▼

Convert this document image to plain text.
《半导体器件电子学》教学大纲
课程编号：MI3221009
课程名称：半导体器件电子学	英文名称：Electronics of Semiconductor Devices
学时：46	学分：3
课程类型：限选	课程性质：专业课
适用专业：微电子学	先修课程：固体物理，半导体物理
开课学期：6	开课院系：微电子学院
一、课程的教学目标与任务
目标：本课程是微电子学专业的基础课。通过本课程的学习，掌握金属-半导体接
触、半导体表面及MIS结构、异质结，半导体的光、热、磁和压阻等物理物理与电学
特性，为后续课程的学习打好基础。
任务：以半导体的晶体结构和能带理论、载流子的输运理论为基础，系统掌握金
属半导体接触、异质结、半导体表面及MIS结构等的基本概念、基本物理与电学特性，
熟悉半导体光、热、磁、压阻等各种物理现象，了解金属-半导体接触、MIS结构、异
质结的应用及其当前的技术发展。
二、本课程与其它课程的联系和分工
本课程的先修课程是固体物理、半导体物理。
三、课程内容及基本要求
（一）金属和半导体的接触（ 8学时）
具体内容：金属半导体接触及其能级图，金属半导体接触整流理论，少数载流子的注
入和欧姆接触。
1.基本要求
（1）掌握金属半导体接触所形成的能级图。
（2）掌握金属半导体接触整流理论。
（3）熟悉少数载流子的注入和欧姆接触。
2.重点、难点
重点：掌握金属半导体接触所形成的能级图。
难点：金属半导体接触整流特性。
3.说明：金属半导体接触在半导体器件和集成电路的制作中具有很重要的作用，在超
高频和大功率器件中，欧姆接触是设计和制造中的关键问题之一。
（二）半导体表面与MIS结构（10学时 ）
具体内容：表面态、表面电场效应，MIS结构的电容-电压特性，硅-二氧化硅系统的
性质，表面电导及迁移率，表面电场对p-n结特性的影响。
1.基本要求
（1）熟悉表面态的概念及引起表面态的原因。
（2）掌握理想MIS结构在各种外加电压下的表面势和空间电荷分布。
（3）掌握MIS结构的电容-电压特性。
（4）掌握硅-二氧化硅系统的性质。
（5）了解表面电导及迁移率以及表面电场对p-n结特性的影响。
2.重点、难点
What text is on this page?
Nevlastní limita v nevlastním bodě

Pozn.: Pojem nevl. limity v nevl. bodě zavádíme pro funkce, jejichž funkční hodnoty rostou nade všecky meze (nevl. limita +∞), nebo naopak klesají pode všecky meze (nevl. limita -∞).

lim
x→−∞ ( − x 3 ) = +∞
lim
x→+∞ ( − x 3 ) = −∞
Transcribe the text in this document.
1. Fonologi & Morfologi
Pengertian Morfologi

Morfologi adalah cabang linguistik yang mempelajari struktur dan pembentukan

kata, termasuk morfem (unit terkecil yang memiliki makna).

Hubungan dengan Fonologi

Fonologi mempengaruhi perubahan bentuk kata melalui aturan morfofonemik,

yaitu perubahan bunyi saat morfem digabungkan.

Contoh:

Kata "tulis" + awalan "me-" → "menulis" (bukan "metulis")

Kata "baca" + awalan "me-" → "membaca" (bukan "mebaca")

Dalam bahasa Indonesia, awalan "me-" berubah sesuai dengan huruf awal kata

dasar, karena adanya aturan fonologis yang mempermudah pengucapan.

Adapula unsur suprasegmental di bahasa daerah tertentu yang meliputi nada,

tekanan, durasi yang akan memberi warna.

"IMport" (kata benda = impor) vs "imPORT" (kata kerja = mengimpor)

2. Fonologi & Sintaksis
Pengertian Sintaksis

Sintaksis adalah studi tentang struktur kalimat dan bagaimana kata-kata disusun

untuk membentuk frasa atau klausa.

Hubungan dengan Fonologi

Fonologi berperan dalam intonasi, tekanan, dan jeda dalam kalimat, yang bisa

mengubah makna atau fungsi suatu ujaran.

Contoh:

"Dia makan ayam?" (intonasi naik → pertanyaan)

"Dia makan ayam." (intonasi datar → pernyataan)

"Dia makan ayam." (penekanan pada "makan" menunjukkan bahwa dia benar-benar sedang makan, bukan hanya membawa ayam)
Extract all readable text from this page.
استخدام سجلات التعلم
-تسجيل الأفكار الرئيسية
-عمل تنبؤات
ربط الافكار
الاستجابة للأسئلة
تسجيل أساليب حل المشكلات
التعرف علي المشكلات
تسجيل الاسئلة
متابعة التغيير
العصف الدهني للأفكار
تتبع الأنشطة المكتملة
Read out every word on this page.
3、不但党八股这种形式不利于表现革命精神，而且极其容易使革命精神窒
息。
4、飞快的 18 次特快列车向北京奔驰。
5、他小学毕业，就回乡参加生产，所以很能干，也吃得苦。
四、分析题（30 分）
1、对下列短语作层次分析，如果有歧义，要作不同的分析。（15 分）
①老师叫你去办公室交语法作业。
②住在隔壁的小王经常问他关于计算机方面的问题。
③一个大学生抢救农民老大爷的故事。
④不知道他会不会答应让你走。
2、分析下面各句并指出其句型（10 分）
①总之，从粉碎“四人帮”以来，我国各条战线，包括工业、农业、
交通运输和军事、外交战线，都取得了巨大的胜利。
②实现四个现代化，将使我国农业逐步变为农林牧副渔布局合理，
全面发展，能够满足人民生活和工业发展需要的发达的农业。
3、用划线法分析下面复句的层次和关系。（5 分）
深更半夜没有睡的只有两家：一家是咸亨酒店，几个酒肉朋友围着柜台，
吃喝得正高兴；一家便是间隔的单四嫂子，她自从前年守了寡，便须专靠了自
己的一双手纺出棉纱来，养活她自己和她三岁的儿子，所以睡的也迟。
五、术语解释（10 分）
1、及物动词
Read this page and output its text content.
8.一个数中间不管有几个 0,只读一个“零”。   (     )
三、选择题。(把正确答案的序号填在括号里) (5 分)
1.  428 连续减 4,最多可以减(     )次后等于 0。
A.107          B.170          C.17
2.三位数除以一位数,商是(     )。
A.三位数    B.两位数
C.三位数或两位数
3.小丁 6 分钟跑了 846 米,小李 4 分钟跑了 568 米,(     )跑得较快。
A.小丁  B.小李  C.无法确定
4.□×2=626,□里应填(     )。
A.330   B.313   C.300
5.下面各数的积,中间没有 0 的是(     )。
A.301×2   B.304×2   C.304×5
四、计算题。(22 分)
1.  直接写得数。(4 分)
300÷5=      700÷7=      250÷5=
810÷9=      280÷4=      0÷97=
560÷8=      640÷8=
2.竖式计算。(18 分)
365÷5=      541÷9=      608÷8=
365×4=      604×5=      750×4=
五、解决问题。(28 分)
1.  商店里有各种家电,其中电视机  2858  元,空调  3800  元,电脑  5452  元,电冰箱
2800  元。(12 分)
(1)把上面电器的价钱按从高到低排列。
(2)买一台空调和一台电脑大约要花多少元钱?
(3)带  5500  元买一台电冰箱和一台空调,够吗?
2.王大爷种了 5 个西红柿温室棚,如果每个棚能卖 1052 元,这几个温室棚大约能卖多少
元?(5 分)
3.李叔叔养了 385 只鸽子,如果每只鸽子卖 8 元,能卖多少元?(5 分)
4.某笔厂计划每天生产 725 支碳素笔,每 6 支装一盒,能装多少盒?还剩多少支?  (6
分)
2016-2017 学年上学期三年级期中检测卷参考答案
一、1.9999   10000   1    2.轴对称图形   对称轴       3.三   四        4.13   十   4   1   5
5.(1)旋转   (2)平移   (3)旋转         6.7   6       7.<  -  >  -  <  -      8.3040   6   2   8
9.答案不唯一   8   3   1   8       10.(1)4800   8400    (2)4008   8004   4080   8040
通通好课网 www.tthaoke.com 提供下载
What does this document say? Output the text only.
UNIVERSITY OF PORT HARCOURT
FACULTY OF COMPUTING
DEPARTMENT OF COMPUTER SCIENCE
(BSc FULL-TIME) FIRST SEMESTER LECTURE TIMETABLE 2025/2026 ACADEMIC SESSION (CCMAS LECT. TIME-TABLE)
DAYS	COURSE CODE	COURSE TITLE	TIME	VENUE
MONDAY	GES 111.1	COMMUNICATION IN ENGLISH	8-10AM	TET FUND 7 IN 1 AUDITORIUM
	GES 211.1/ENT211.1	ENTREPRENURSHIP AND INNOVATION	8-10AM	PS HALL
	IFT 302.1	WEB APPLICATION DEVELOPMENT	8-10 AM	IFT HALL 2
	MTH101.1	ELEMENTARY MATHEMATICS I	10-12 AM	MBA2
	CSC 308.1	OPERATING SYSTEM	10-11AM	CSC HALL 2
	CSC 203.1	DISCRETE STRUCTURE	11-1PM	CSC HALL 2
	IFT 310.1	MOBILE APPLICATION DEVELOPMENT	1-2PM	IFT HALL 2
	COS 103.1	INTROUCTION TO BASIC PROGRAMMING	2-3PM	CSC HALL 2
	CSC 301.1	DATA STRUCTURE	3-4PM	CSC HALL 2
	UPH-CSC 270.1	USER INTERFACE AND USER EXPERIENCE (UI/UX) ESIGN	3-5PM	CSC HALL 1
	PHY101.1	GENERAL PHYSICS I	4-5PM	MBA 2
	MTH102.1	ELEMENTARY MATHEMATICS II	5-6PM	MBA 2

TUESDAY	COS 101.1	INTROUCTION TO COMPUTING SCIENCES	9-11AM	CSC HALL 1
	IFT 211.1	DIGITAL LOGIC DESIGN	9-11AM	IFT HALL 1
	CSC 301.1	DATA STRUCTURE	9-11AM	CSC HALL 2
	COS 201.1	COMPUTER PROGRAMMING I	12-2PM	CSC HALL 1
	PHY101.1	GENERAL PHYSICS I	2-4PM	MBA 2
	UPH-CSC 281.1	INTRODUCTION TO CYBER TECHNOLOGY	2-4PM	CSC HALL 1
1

▲

**SHORT TASK:**
Tally how many lines of the material contain the word "TIME". The answer must be the number and nothing else.

**TASK SOLUTION:**
2